Retype the listing that follows, word for word.

Records provided:

┏━━

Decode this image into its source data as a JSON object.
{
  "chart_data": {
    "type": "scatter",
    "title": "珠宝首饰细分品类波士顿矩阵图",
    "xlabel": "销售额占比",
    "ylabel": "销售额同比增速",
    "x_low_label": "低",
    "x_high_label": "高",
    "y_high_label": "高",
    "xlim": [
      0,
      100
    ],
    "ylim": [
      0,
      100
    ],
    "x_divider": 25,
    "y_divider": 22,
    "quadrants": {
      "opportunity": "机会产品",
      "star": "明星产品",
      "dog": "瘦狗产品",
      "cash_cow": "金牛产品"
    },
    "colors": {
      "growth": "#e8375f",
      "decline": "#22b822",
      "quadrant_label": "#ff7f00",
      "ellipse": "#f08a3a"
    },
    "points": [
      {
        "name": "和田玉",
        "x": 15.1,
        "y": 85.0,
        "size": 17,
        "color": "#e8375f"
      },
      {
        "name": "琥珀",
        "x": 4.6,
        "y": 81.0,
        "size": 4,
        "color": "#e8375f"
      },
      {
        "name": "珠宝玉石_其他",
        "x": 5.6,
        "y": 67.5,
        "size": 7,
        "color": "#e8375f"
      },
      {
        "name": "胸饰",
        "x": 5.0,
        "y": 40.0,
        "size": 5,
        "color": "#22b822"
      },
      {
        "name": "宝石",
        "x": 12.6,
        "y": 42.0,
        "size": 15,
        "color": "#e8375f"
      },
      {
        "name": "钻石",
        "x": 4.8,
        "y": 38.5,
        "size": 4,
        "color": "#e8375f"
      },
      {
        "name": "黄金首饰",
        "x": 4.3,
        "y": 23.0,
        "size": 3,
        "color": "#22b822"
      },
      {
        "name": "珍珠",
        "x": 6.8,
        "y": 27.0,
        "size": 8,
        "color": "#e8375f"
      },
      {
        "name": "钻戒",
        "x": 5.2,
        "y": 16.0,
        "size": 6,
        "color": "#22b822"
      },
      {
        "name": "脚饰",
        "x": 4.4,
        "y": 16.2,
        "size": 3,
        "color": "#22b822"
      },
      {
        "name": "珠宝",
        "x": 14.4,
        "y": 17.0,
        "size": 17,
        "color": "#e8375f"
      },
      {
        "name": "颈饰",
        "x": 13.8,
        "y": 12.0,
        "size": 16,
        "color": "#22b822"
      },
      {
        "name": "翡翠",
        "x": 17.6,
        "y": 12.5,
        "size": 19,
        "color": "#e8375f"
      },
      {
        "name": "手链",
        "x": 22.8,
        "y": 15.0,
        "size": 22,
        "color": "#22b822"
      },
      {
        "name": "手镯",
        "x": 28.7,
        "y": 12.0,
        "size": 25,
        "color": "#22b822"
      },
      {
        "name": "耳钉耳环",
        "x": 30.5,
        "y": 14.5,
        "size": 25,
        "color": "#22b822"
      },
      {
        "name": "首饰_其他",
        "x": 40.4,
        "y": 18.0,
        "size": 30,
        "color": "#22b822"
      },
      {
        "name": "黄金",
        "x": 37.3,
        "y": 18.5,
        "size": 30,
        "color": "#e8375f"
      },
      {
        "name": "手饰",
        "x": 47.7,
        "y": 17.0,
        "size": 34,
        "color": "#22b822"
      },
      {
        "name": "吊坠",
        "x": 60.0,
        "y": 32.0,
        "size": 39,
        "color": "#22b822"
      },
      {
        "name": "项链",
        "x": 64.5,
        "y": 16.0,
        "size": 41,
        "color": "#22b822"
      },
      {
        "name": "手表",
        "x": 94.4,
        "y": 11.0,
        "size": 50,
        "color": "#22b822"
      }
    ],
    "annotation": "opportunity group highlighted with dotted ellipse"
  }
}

┗━━

Task answer:
Decode this image into its source data as a JSON object.
{
  "chart_data": {
    "type": "scatter",
    "title": "珠宝首饰细分品类波士顿矩阵图",
    "xlabel": "销售额占比",
    "ylabel": "销售额同比增速",
    "x_low_label": "低",
    "x_high_label": "高",
    "y_high_label": "高",
    "xlim": [
      0,
      100
    ],
    "ylim": [
      0,
      100
    ],
    "x_divider": 25,
    "y_divider": 22,
    "quadrants": {
      "opportunity": "机会产品",
      "star": "明星产品",
      "dog": "瘦狗产品",
      "cash_cow": "金牛产品"
    },
    "colors": {
      "growth": "#e8375f",
      "decline": "#22b822",
      "quadrant_label": "#ff7f00",
      "ellipse": "#f08a3a"
    },
    "points": [
      {
        "name": "和田玉",
        "x": 15.1,
        "y": 85.0,
        "size": 17,
        "color": "#e8375f"
      },
      {
        "name": "琥珀",
        "x": 4.6,
        "y": 81.0,
        "size": 4,
        "color": "#e8375f"
      },
      {
        "name": "珠宝玉石_其他",
        "x": 5.6,
        "y": 67.5,
        "size": 7,
        "color": "#e8375f"
      },
      {
        "name": "胸饰",
        "x": 5.0,
        "y": 40.0,
        "size": 5,
        "color": "#22b822"
      },
      {
        "name": "宝石",
        "x": 12.6,
        "y": 42.0,
        "size": 15,
        "color": "#e8375f"
      },
      {
        "name": "钻石",
        "x": 4.8,
        "y": 38.5,
        "size": 4,
        "color": "#e8375f"
      },
      {
        "name": "黄金首饰",
        "x": 4.3,
        "y": 23.0,
        "size": 3,
        "color": "#22b822"
      },
      {
        "name": "珍珠",
        "x": 6.8,
        "y": 27.0,
        "size": 8,
        "color": "#e8375f"
      },
      {
        "name": "钻戒",
        "x": 5.2,
        "y": 16.0,
        "size": 6,
        "color": "#22b822"
      },
      {
        "name": "脚饰",
        "x": 4.4,
        "y": 16.2,
        "size": 3,
        "color": "#22b822"
      },
      {
        "name": "珠宝",
        "x": 14.4,
        "y": 17.0,
        "size": 17,
        "color": "#e8375f"
      },
      {
        "name": "颈饰",
        "x": 13.8,
        "y": 12.0,
        "size": 16,
        "color": "#22b822"
      },
      {
        "name": "翡翠",
        "x": 17.6,
        "y": 12.5,
        "size": 19,
        "color": "#e8375f"
      },
      {
        "name": "手链",
        "x": 22.8,
        "y": 15.0,
        "size": 22,
        "color": "#22b822"
      },
      {
        "name": "手镯",
        "x": 28.7,
        "y": 12.0,
        "size": 25,
        "color": "#22b822"
      },
      {
        "name": "耳钉耳环",
        "x": 30.5,
        "y": 14.5,
        "size": 25,
        "color": "#22b822"
      },
      {
        "name": "首饰_其他",
        "x": 40.4,
        "y": 18.0,
        "size": 30,
        "color": "#22b822"
      },
      {
        "name": "黄金",
        "x": 37.3,
        "y": 18.5,
        "size": 30,
        "color": "#e8375f"
      },
      {
        "name": "手饰",
        "x": 47.7,
        "y": 17.0,
        "size": 34,
        "color": "#22b822"
      },
      {
        "name": "吊坠",
        "x": 60.0,
        "y": 32.0,
        "size": 39,
        "color": "#22b822"
      },
      {
        "name": "项链",
        "x": 64.5,
        "y": 16.0,
        "size": 41,
        "color": "#22b822"
      },
      {
        "name": "手表",
        "x": 94.4,
        "y": 11.0,
        "size": 50,
        "color": "#22b822"
      }
    ],
    "annotation": "opportunity group highlighted with dotted ellipse"
  }
}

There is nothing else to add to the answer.